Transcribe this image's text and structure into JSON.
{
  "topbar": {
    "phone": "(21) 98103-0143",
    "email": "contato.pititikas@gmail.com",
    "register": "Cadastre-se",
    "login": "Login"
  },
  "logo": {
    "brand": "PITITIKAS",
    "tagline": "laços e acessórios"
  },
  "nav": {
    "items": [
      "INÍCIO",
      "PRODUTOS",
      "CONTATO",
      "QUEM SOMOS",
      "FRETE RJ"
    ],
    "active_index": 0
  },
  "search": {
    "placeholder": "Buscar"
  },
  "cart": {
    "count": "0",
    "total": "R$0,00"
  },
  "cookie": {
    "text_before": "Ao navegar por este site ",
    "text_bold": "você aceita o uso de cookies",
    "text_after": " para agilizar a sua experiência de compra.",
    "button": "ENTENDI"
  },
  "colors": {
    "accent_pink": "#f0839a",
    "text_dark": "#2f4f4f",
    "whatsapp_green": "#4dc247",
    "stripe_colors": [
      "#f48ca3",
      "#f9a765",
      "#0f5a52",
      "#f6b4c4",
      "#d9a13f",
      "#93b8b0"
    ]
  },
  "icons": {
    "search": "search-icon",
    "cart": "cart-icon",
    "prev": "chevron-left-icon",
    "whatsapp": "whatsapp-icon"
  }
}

→ GOAL
Reproduce the entries above in full by retyping them exactly.

→ SOLUTION FOR THIS TASK
Transcribe this image's text and structure into JSON.
{
  "topbar": {
    "phone": "(21) 98103-0143",
    "email": "contato.pititikas@gmail.com",
    "register": "Cadastre-se",
    "login": "Login"
  },
  "logo": {
    "brand": "PITITIKAS",
    "tagline": "laços e acessórios"
  },
  "nav": {
    "items": [
      "INÍCIO",
      "PRODUTOS",
      "CONTATO",
      "QUEM SOMOS",
      "FRETE RJ"
    ],
    "active_index": 0
  },
  "search": {
    "placeholder": "Buscar"
  },
  "cart": {
    "count": "0",
    "total": "R$0,00"
  },
  "cookie": {
    "text_before": "Ao navegar por este site ",
    "text_bold": "você aceita o uso de cookies",
    "text_after": " para agilizar a sua experiência de compra.",
    "button": "ENTENDI"
  },
  "colors": {
    "accent_pink": "#f0839a",
    "text_dark": "#2f4f4f",
    "whatsapp_green": "#4dc247",
    "stripe_colors": [
      "#f48ca3",
      "#f9a765",
      "#0f5a52",
      "#f6b4c4",
      "#d9a13f",
      "#93b8b0"
    ]
  },
  "icons": {
    "search": "search-icon",
    "cart": "cart-icon",
    "prev": "chevron-left-icon",
    "whatsapp": "whatsapp-icon"
  }
}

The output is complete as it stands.